== TASK INPUTS ==

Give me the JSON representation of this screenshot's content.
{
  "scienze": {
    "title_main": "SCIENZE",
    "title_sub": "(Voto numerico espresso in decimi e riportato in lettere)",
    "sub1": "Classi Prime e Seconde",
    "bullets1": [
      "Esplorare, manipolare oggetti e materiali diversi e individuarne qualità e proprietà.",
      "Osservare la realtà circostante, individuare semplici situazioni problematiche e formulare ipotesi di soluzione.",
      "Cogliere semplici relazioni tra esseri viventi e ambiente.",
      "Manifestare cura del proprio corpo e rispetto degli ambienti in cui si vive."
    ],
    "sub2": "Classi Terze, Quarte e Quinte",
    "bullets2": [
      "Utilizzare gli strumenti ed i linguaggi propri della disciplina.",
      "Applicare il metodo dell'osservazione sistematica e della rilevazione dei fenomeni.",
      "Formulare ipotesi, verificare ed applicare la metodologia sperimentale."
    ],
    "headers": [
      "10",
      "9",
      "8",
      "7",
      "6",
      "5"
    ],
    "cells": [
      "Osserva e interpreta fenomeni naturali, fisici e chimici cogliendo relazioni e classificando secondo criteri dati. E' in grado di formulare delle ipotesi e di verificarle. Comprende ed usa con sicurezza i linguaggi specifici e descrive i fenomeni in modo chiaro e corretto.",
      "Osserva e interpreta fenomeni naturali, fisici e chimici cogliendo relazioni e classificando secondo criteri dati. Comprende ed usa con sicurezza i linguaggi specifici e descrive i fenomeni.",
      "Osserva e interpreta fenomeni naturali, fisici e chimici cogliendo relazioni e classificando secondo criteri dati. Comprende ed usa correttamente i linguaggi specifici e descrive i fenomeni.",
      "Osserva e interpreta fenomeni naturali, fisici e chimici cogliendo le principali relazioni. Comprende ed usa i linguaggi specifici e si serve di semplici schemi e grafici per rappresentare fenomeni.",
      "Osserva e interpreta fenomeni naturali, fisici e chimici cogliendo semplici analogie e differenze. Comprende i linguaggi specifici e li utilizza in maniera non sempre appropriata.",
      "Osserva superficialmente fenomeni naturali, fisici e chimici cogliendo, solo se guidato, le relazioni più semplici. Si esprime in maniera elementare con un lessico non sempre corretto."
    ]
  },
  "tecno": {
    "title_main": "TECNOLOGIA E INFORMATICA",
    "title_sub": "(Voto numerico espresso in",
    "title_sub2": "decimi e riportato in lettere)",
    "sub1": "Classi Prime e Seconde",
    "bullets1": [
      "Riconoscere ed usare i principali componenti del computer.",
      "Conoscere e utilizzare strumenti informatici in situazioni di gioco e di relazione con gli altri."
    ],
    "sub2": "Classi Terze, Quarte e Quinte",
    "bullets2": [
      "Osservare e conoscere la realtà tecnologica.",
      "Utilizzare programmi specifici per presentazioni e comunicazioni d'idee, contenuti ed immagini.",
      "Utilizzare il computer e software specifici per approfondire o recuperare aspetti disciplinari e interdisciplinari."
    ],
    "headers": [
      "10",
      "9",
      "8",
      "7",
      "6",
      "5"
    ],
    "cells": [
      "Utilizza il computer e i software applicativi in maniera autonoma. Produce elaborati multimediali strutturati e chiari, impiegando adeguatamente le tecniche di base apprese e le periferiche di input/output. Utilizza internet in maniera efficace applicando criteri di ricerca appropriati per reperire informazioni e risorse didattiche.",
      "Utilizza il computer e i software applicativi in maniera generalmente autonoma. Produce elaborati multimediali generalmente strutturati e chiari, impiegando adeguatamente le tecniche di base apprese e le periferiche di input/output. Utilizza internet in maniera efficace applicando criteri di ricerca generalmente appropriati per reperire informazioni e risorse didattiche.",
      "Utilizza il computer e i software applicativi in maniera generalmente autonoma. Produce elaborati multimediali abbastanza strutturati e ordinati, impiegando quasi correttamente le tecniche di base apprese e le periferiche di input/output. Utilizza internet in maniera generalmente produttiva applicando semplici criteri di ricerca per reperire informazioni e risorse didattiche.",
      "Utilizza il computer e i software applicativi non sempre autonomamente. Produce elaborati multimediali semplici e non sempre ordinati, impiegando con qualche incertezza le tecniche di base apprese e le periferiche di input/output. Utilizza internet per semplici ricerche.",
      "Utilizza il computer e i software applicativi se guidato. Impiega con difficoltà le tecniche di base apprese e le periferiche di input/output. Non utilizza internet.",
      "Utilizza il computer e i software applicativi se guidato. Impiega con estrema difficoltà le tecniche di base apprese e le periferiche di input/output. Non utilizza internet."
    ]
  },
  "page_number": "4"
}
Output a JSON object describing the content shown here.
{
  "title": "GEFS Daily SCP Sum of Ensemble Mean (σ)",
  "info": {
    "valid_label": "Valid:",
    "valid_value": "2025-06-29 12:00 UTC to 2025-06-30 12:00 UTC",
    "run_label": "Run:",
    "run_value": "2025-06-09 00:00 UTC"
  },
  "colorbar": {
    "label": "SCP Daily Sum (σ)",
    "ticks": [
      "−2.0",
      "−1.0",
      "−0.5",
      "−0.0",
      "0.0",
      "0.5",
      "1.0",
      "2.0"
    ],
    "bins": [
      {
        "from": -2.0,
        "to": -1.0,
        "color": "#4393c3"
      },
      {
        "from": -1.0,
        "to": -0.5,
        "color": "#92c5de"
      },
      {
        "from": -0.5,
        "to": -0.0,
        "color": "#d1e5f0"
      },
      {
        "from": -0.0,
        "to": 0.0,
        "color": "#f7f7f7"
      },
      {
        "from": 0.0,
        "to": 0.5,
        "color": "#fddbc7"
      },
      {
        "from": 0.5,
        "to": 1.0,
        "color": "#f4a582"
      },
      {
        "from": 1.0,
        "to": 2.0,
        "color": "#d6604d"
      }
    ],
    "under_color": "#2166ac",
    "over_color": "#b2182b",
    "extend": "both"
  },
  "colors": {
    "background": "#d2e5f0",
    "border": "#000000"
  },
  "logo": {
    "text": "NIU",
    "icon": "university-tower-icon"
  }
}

===

> DESCRIPTION OF THE TASK: Write the data from above out again, exactly.

> CORRECT RESULT:
Give me the JSON representation of this screenshot's content.
{
  "scienze": {
    "title_main": "SCIENZE",
    "title_sub": "(Voto numerico espresso in decimi e riportato in lettere)",
    "sub1": "Classi Prime e Seconde",
    "bullets1": [
      "Esplorare, manipolare oggetti e materiali diversi e individuarne qualità e proprietà.",
      "Osservare la realtà circostante, individuare semplici situazioni problematiche e formulare ipotesi di soluzione.",
      "Cogliere semplici relazioni tra esseri viventi e ambiente.",
      "Manifestare cura del proprio corpo e rispetto degli ambienti in cui si vive."
    ],
    "sub2": "Classi Terze, Quarte e Quinte",
    "bullets2": [
      "Utilizzare gli strumenti ed i linguaggi propri della disciplina.",
      "Applicare il metodo dell'osservazione sistematica e della rilevazione dei fenomeni.",
      "Formulare ipotesi, verificare ed applicare la metodologia sperimentale."
    ],
    "headers": [
      "10",
      "9",
      "8",
      "7",
      "6",
      "5"
    ],
    "cells": [
      "Osserva e interpreta fenomeni naturali, fisici e chimici cogliendo relazioni e classificando secondo criteri dati. E' in grado di formulare delle ipotesi e di verificarle. Comprende ed usa con sicurezza i linguaggi specifici e descrive i fenomeni in modo chiaro e corretto.",
      "Osserva e interpreta fenomeni naturali, fisici e chimici cogliendo relazioni e classificando secondo criteri dati. Comprende ed usa con sicurezza i linguaggi specifici e descrive i fenomeni.",
      "Osserva e interpreta fenomeni naturali, fisici e chimici cogliendo relazioni e classificando secondo criteri dati. Comprende ed usa correttamente i linguaggi specifici e descrive i fenomeni.",
      "Osserva e interpreta fenomeni naturali, fisici e chimici cogliendo le principali relazioni. Comprende ed usa i linguaggi specifici e si serve di semplici schemi e grafici per rappresentare fenomeni.",
      "Osserva e interpreta fenomeni naturali, fisici e chimici cogliendo semplici analogie e differenze. Comprende i linguaggi specifici e li utilizza in maniera non sempre appropriata.",
      "Osserva superficialmente fenomeni naturali, fisici e chimici cogliendo, solo se guidato, le relazioni più semplici. Si esprime in maniera elementare con un lessico non sempre corretto."
    ]
  },
  "tecno": {
    "title_main": "TECNOLOGIA E INFORMATICA",
    "title_sub": "(Voto numerico espresso in",
    "title_sub2": "decimi e riportato in lettere)",
    "sub1": "Classi Prime e Seconde",
    "bullets1": [
      "Riconoscere ed usare i principali componenti del computer.",
      "Conoscere e utilizzare strumenti informatici in situazioni di gioco e di relazione con gli altri."
    ],
    "sub2": "Classi Terze, Quarte e Quinte",
    "bullets2": [
      "Osservare e conoscere la realtà tecnologica.",
      "Utilizzare programmi specifici per presentazioni e comunicazioni d'idee, contenuti ed immagini.",
      "Utilizzare il computer e software specifici per approfondire o recuperare aspetti disciplinari e interdisciplinari."
    ],
    "headers": [
      "10",
      "9",
      "8",
      "7",
      "6",
      "5"
    ],
    "cells": [
      "Utilizza il computer e i software applicativi in maniera autonoma. Produce elaborati multimediali strutturati e chiari, impiegando adeguatamente le tecniche di base apprese e le periferiche di input/output. Utilizza internet in maniera efficace applicando criteri di ricerca appropriati per reperire informazioni e risorse didattiche.",
      "Utilizza il computer e i software applicativi in maniera generalmente autonoma. Produce elaborati multimediali generalmente strutturati e chiari, impiegando adeguatamente le tecniche di base apprese e le periferiche di input/output. Utilizza internet in maniera efficace applicando criteri di ricerca generalmente appropriati per reperire informazioni e risorse didattiche.",
      "Utilizza il computer e i software applicativi in maniera generalmente autonoma. Produce elaborati multimediali abbastanza strutturati e ordinati, impiegando quasi correttamente le tecniche di base apprese e le periferiche di input/output. Utilizza internet in maniera generalmente produttiva applicando semplici criteri di ricerca per reperire informazioni e risorse didattiche.",
      "Utilizza il computer e i software applicativi non sempre autonomamente. Produce elaborati multimediali semplici e non sempre ordinati, impiegando con qualche incertezza le tecniche di base apprese e le periferiche di input/output. Utilizza internet per semplici ricerche.",
      "Utilizza il computer e i software applicativi se guidato. Impiega con difficoltà le tecniche di base apprese e le periferiche di input/output. Non utilizza internet.",
      "Utilizza il computer e i software applicativi se guidato. Impiega con estrema difficoltà le tecniche di base apprese e le periferiche di input/output. Non utilizza internet."
    ]
  },
  "page_number": "4"
}
Output a JSON object describing the content shown here.
{
  "title": "GEFS Daily SCP Sum of Ensemble Mean (σ)",
  "info": {
    "valid_label": "Valid:",
    "valid_value": "2025-06-29 12:00 UTC to 2025-06-30 12:00 UTC",
    "run_label": "Run:",
    "run_value": "2025-06-09 00:00 UTC"
  },
  "colorbar": {
    "label": "SCP Daily Sum (σ)",
    "ticks": [
      "−2.0",
      "−1.0",
      "−0.5",
      "−0.0",
      "0.0",
      "0.5",
      "1.0",
      "2.0"
    ],
    "bins": [
      {
        "from": -2.0,
        "to": -1.0,
        "color": "#4393c3"
      },
      {
        "from": -1.0,
        "to": -0.5,
        "color": "#92c5de"
      },
      {
        "from": -0.5,
        "to": -0.0,
        "color": "#d1e5f0"
      },
      {
        "from": -0.0,
        "to": 0.0,
        "color": "#f7f7f7"
      },
      {
        "from": 0.0,
        "to": 0.5,
        "color": "#fddbc7"
      },
      {
        "from": 0.5,
        "to": 1.0,
        "color": "#f4a582"
      },
      {
        "from": 1.0,
        "to": 2.0,
        "color": "#d6604d"
      }
    ],
    "under_color": "#2166ac",
    "over_color": "#b2182b",
    "extend": "both"
  },
  "colors": {
    "background": "#d2e5f0",
    "border": "#000000"
  },
  "logo": {
    "text": "NIU",
    "icon": "university-tower-icon"
  }
}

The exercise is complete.